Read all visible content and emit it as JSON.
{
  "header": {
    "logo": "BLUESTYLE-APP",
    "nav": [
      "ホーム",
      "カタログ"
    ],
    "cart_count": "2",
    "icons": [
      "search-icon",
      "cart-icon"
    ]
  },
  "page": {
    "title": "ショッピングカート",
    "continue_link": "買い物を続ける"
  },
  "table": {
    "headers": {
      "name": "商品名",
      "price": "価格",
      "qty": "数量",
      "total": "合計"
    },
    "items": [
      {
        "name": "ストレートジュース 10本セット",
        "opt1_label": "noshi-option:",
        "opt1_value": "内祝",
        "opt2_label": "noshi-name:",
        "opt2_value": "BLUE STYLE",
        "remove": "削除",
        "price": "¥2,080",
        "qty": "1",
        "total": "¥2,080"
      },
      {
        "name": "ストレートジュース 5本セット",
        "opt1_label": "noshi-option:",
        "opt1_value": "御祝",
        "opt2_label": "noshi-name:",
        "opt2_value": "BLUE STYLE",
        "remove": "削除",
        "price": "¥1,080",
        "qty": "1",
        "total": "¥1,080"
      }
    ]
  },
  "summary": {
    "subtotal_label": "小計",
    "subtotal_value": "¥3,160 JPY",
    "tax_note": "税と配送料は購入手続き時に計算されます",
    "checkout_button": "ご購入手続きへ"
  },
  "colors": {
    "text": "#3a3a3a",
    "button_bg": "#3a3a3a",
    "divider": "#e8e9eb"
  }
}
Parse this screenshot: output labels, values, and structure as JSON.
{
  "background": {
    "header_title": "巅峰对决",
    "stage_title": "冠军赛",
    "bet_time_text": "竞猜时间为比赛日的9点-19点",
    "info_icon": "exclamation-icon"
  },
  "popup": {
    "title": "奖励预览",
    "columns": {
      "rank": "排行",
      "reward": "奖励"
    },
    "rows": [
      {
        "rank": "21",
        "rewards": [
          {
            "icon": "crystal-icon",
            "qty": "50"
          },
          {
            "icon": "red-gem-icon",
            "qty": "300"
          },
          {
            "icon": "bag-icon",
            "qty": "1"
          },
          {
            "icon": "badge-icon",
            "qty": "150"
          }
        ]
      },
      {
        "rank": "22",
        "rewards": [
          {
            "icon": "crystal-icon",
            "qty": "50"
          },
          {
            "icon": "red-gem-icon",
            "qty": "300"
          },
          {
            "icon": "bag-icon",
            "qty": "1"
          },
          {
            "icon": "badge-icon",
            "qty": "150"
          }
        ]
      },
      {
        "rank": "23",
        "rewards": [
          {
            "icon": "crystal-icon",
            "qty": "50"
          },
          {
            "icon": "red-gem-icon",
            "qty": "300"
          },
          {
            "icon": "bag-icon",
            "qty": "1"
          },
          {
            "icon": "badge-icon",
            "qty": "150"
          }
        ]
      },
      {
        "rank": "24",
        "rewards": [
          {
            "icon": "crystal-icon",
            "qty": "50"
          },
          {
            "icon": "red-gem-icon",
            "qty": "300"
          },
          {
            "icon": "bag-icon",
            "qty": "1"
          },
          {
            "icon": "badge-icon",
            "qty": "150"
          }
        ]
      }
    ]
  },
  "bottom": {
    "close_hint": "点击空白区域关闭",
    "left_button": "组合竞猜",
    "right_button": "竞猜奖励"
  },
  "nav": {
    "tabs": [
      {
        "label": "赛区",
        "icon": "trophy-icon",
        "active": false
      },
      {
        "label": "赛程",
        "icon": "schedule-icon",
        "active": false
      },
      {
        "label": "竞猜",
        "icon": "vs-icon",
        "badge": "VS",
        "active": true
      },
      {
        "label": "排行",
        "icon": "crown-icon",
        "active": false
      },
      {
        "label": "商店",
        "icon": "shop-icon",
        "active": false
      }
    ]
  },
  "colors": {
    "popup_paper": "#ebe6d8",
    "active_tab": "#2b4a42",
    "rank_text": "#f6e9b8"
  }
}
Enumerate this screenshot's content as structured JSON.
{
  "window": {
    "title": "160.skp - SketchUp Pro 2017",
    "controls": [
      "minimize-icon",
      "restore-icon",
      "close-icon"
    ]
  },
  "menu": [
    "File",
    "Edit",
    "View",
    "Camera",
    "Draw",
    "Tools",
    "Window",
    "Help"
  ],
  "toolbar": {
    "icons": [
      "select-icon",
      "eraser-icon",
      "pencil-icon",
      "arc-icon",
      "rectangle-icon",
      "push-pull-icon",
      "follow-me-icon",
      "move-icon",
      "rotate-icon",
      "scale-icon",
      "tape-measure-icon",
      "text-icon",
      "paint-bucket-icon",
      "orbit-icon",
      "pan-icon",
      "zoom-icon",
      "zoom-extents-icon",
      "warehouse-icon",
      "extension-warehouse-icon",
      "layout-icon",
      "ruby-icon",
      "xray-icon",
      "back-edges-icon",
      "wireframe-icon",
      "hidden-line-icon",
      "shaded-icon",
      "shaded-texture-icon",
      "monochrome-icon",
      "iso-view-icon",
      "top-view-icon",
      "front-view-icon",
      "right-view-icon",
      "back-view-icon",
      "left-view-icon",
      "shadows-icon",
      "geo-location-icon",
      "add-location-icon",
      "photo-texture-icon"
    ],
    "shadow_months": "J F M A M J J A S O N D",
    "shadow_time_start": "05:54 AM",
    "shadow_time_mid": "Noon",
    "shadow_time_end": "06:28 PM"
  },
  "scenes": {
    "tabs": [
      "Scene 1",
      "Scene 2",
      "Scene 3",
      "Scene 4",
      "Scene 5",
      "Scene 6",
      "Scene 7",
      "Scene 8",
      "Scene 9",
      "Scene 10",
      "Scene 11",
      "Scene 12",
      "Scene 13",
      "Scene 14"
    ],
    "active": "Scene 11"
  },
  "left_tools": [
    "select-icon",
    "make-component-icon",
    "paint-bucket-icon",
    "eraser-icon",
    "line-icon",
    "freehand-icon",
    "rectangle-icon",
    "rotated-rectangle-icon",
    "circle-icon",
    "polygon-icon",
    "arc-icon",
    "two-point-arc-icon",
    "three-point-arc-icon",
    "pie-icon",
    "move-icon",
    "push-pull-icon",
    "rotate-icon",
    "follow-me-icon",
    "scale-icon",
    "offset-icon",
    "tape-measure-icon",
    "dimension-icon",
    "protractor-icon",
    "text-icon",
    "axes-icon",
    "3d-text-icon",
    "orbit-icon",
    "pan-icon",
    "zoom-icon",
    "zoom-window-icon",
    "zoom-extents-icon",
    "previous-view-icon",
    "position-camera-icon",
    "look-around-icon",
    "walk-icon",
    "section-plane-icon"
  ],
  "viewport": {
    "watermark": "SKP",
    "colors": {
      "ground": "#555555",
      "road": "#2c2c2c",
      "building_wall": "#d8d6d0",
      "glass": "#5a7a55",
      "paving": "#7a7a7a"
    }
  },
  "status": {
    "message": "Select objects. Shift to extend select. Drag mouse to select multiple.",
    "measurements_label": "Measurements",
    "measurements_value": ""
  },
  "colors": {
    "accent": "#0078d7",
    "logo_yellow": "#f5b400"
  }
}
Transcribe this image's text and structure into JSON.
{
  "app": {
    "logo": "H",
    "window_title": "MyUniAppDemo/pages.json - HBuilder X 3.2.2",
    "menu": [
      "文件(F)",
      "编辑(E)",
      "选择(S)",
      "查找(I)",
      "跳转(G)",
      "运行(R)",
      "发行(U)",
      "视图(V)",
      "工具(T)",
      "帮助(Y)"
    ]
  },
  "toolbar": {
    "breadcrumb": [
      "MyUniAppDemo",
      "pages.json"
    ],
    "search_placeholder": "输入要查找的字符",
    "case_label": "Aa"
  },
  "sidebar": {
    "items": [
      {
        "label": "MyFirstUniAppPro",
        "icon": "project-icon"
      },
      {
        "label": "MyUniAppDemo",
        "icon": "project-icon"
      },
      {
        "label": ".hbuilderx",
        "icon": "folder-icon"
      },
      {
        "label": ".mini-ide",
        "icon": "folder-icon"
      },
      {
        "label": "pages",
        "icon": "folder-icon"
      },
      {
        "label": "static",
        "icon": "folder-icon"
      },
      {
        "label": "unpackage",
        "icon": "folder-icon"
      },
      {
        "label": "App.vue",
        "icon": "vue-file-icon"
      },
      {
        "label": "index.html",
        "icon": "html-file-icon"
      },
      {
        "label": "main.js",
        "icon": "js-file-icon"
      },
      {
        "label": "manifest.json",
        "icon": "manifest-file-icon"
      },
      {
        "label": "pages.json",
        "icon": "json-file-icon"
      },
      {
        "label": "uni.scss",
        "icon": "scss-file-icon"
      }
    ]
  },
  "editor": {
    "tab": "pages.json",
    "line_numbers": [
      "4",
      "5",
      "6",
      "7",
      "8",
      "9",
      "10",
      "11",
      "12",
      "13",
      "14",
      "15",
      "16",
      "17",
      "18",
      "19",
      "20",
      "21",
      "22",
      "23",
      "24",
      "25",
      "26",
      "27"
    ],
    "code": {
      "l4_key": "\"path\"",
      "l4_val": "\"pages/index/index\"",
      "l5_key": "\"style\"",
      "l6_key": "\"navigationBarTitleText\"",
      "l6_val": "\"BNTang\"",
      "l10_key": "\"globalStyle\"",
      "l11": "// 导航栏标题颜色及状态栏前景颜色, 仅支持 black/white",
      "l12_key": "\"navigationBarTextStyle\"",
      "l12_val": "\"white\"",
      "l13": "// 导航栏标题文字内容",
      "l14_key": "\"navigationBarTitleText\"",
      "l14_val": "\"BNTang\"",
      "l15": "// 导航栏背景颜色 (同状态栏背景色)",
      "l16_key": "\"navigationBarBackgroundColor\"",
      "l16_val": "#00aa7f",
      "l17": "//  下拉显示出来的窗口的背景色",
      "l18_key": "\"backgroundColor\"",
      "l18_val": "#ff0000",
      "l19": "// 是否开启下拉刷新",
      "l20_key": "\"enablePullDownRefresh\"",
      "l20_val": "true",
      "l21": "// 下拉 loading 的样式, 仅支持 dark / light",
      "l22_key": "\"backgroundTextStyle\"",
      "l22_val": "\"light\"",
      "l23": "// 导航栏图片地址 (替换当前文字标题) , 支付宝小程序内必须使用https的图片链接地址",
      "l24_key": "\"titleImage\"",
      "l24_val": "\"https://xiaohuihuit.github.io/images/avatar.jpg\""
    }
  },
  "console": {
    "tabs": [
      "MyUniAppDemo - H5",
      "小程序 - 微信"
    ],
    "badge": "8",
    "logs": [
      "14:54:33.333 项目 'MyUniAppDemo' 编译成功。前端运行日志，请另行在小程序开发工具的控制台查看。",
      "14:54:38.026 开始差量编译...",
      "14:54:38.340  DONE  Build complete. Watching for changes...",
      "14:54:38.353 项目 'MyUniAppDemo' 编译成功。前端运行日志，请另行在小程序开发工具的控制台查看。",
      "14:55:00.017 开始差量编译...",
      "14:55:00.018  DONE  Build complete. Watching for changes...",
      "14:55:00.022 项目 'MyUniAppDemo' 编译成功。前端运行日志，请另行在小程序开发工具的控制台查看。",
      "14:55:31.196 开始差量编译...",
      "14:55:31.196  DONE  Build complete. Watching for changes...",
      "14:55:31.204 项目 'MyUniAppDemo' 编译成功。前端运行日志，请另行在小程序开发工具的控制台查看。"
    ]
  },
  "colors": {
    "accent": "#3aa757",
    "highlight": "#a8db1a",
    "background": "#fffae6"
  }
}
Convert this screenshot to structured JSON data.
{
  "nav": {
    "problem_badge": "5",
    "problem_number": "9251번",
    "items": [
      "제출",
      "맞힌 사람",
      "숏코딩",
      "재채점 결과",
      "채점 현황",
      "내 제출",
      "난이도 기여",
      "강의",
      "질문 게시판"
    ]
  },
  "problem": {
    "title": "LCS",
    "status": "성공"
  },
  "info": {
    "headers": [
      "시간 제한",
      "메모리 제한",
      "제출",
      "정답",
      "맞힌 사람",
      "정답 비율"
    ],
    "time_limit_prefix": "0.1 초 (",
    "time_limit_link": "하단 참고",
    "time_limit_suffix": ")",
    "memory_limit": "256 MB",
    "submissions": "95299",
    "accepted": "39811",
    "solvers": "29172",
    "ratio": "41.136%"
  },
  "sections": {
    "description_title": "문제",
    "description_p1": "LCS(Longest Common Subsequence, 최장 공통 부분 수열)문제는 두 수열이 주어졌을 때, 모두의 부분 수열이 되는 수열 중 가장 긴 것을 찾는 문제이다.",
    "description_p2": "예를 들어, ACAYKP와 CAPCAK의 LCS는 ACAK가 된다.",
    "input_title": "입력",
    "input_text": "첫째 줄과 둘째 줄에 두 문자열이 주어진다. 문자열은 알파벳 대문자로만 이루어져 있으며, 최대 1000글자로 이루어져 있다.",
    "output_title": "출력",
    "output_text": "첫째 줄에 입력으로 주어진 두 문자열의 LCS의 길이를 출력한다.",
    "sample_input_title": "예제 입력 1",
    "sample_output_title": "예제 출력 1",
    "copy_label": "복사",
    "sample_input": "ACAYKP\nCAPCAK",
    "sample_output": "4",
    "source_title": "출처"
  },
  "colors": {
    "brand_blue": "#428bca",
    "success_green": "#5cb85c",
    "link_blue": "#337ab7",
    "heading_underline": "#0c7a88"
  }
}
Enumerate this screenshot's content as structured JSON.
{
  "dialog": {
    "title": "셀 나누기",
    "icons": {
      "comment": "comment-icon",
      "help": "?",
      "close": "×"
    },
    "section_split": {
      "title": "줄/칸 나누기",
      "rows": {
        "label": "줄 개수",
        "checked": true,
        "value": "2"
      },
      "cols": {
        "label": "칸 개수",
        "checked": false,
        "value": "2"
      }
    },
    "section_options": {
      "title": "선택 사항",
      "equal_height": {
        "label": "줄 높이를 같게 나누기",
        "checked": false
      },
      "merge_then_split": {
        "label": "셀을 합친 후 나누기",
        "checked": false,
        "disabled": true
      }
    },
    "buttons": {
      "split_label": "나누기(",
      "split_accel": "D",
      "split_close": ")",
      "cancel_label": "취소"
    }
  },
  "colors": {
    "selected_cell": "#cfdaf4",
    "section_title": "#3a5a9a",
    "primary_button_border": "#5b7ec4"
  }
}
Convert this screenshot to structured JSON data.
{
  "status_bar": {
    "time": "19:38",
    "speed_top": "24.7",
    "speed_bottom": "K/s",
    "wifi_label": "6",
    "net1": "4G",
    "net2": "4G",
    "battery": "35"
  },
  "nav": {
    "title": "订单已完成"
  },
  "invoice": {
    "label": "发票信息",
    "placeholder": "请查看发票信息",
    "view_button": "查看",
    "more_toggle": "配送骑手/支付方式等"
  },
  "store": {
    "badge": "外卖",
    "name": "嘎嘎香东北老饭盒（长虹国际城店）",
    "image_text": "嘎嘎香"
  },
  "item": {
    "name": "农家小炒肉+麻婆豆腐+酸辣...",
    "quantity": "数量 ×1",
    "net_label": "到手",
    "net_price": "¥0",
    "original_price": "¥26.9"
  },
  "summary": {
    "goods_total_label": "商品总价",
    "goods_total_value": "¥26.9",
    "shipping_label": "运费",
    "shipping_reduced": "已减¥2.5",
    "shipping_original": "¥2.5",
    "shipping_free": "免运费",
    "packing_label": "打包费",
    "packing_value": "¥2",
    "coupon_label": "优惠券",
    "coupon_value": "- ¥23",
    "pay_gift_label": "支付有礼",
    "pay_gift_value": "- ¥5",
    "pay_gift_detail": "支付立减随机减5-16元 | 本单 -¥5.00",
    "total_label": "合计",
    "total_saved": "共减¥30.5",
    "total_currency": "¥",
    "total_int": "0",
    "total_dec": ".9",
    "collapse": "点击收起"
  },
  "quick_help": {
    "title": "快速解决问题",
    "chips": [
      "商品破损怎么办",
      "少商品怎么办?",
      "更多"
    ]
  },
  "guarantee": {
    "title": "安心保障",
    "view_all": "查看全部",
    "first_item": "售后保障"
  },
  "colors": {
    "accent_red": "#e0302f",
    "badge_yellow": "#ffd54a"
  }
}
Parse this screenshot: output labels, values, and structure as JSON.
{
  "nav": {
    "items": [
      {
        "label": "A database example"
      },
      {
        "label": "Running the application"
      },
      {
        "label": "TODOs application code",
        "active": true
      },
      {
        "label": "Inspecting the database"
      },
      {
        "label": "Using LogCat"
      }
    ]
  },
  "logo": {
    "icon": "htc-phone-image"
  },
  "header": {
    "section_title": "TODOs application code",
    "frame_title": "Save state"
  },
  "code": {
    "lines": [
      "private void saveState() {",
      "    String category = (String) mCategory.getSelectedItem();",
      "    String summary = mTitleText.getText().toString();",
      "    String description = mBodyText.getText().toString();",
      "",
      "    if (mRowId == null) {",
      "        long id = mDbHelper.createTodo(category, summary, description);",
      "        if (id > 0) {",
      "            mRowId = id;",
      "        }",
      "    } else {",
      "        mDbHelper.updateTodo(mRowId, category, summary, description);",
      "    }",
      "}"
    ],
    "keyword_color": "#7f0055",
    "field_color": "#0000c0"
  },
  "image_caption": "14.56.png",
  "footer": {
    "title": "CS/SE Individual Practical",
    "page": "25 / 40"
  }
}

------------------------

AIM
Gather each line in these records that contains the string "tape".

THE COMPLETED TASK
      "tape-measure-icon",
    "tape-measure-icon",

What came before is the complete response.